■ **GIVEN INSTRUCTION**
Which lines hold the word "Biotechnology"? Copy each of them from the material.

* start SUPPLIED MATERIAL *

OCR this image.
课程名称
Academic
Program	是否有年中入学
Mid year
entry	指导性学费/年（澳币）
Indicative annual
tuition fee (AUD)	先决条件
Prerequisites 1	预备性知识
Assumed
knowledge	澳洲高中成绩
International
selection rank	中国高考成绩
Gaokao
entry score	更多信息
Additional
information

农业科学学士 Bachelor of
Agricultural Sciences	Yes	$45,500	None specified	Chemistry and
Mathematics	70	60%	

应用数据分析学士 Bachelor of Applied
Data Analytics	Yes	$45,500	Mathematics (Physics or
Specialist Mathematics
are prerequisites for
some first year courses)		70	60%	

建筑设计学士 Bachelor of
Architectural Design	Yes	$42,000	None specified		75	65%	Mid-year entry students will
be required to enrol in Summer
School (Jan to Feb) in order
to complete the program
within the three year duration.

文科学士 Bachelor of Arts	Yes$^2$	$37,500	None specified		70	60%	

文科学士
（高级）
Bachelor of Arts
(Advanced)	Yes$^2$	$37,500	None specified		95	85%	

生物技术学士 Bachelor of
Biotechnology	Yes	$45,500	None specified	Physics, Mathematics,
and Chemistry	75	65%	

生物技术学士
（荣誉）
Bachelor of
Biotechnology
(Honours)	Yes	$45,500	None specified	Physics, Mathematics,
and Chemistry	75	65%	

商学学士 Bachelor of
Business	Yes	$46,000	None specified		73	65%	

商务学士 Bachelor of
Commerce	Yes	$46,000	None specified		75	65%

* end SUPPLIED MATERIAL *
* start SUPPLIED MATERIAL *

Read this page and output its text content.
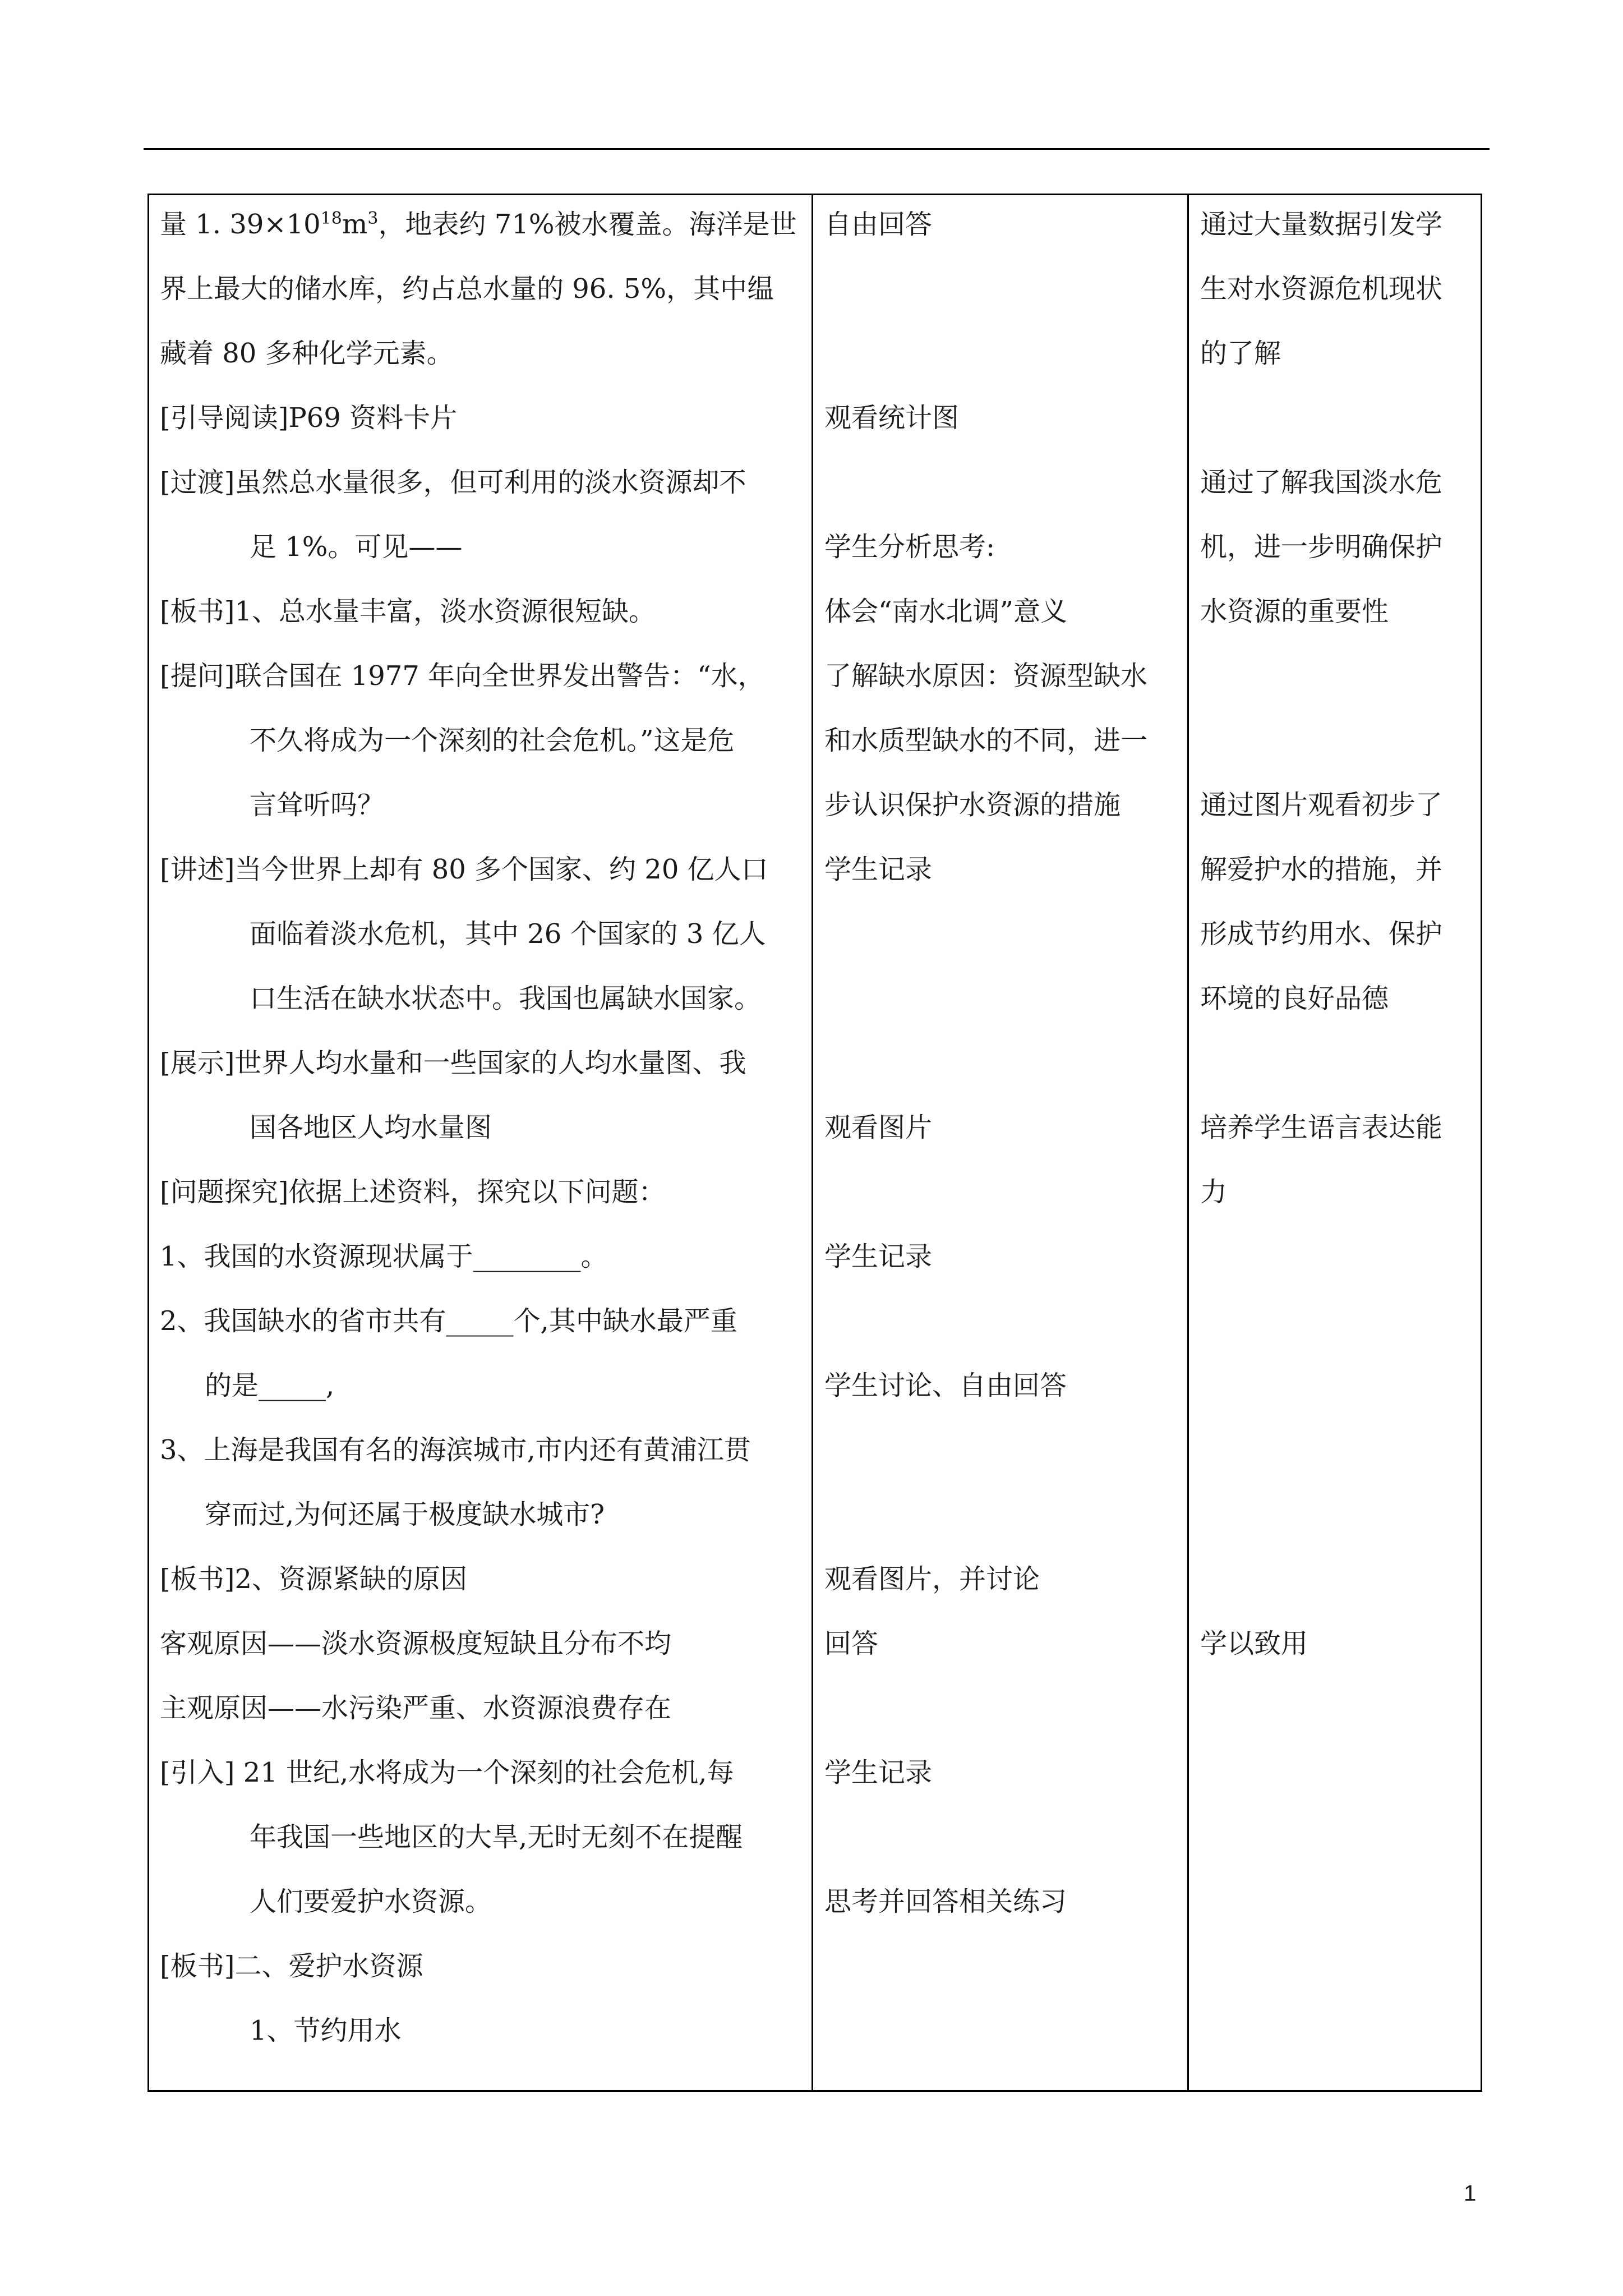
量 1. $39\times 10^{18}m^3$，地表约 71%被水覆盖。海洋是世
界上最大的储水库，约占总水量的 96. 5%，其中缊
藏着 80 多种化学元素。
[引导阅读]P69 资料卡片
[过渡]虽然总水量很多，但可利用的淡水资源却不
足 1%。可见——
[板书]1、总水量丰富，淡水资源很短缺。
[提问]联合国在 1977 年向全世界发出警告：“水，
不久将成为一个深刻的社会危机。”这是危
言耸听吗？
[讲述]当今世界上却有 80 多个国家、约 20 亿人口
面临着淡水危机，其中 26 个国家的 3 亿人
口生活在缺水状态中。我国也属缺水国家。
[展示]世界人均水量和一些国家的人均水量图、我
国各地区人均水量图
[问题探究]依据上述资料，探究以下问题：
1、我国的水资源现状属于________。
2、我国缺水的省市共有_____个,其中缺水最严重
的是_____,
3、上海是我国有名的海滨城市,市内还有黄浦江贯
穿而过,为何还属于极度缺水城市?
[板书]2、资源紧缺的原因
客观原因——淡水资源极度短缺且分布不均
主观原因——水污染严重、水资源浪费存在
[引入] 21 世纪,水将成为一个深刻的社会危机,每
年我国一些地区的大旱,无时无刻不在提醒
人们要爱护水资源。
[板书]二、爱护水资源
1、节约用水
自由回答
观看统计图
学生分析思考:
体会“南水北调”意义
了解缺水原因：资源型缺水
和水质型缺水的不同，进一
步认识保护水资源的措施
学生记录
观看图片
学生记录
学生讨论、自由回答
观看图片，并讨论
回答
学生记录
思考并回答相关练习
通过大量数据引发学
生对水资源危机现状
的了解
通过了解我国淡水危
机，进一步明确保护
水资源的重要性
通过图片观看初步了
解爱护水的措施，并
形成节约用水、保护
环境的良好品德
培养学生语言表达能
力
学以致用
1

* end SUPPLIED MATERIAL *

■ **FINAL RESULT**
Biotechnology	Yes	$45,500	None specified	Physics, Mathematics,
Biotechnology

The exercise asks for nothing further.